What you need to do – Retype each line of the material exactly, please, skipping any picture in it.
————
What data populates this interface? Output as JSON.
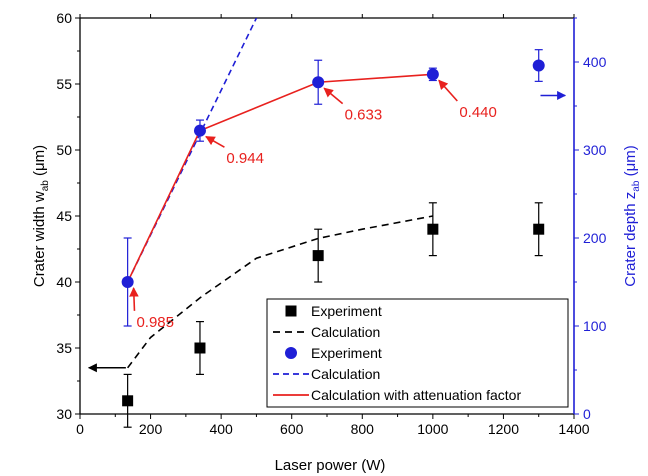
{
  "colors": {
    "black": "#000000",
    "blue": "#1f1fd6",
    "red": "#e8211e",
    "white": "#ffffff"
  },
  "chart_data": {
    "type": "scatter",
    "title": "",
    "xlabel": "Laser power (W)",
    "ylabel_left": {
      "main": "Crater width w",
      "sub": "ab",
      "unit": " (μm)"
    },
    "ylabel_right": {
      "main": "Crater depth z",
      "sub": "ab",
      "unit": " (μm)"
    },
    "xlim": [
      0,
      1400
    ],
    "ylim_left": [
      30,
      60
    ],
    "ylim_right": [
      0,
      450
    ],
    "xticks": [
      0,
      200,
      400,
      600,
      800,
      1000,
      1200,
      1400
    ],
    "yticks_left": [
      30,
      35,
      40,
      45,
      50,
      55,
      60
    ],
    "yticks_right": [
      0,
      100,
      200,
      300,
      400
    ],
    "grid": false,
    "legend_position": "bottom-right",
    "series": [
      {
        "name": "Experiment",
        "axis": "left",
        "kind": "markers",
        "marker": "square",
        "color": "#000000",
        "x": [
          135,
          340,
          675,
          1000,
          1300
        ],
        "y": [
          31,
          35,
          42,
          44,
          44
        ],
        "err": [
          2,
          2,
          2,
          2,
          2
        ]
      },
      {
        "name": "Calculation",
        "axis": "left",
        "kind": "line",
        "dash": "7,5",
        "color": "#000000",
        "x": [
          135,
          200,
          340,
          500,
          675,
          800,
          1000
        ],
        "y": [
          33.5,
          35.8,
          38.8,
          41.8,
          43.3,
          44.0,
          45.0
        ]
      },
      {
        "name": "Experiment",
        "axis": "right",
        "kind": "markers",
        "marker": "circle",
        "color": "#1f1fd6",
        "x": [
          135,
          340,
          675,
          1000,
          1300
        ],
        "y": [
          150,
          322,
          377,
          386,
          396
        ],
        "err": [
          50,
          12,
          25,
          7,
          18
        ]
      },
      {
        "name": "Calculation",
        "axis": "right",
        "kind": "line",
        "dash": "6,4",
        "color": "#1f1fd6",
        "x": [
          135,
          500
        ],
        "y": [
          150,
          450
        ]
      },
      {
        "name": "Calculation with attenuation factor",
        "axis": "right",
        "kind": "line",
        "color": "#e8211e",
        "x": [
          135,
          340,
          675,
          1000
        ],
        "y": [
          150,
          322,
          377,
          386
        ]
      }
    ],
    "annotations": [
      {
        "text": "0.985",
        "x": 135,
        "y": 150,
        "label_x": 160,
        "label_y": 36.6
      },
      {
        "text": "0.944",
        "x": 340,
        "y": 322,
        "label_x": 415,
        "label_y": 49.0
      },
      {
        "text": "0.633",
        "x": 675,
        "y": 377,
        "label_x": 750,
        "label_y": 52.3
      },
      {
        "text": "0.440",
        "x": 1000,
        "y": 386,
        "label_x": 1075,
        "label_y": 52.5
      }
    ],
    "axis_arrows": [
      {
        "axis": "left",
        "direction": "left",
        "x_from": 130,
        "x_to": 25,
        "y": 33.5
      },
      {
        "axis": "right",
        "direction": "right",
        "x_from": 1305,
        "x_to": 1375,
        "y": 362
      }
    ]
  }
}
————
Complete answer –
What data populates this interface? Output as JSON.
{
  "colors": {
    "black": "#000000",
    "blue": "#1f1fd6",
    "red": "#e8211e",
    "white": "#ffffff"
  },
  "chart_data": {
    "type": "scatter",
    "title": "",
    "xlabel": "Laser power (W)",
    "ylabel_left": {
      "main": "Crater width w",
      "sub": "ab",
      "unit": " (μm)"
    },
    "ylabel_right": {
      "main": "Crater depth z",
      "sub": "ab",
      "unit": " (μm)"
    },
    "xlim": [
      0,
      1400
    ],
    "ylim_left": [
      30,
      60
    ],
    "ylim_right": [
      0,
      450
    ],
    "xticks": [
      0,
      200,
      400,
      600,
      800,
      1000,
      1200,
      1400
    ],
    "yticks_left": [
      30,
      35,
      40,
      45,
      50,
      55,
      60
    ],
    "yticks_right": [
      0,
      100,
      200,
      300,
      400
    ],
    "grid": false,
    "legend_position": "bottom-right",
    "series": [
      {
        "name": "Experiment",
        "axis": "left",
        "kind": "markers",
        "marker": "square",
        "color": "#000000",
        "x": [
          135,
          340,
          675,
          1000,
          1300
        ],
        "y": [
          31,
          35,
          42,
          44,
          44
        ],
        "err": [
          2,
          2,
          2,
          2,
          2
        ]
      },
      {
        "name": "Calculation",
        "axis": "left",
        "kind": "line",
        "dash": "7,5",
        "color": "#000000",
        "x": [
          135,
          200,
          340,
          500,
          675,
          800,
          1000
        ],
        "y": [
          33.5,
          35.8,
          38.8,
          41.8,
          43.3,
          44.0,
          45.0
        ]
      },
      {
        "name": "Experiment",
        "axis": "right",
        "kind": "markers",
        "marker": "circle",
        "color": "#1f1fd6",
        "x": [
          135,
          340,
          675,
          1000,
          1300
        ],
        "y": [
          150,
          322,
          377,
          386,
          396
        ],
        "err": [
          50,
          12,
          25,
          7,
          18
        ]
      },
      {
        "name": "Calculation",
        "axis": "right",
        "kind": "line",
        "dash": "6,4",
        "color": "#1f1fd6",
        "x": [
          135,
          500
        ],
        "y": [
          150,
          450
        ]
      },
      {
        "name": "Calculation with attenuation factor",
        "axis": "right",
        "kind": "line",
        "color": "#e8211e",
        "x": [
          135,
          340,
          675,
          1000
        ],
        "y": [
          150,
          322,
          377,
          386
        ]
      }
    ],
    "annotations": [
      {
        "text": "0.985",
        "x": 135,
        "y": 150,
        "label_x": 160,
        "label_y": 36.6
      },
      {
        "text": "0.944",
        "x": 340,
        "y": 322,
        "label_x": 415,
        "label_y": 49.0
      },
      {
        "text": "0.633",
        "x": 675,
        "y": 377,
        "label_x": 750,
        "label_y": 52.3
      },
      {
        "text": "0.440",
        "x": 1000,
        "y": 386,
        "label_x": 1075,
        "label_y": 52.5
      }
    ],
    "axis_arrows": [
      {
        "axis": "left",
        "direction": "left",
        "x_from": 130,
        "x_to": 25,
        "y": 33.5
      },
      {
        "axis": "right",
        "direction": "right",
        "x_from": 1305,
        "x_to": 1375,
        "y": 362
      }
    ]
  }
}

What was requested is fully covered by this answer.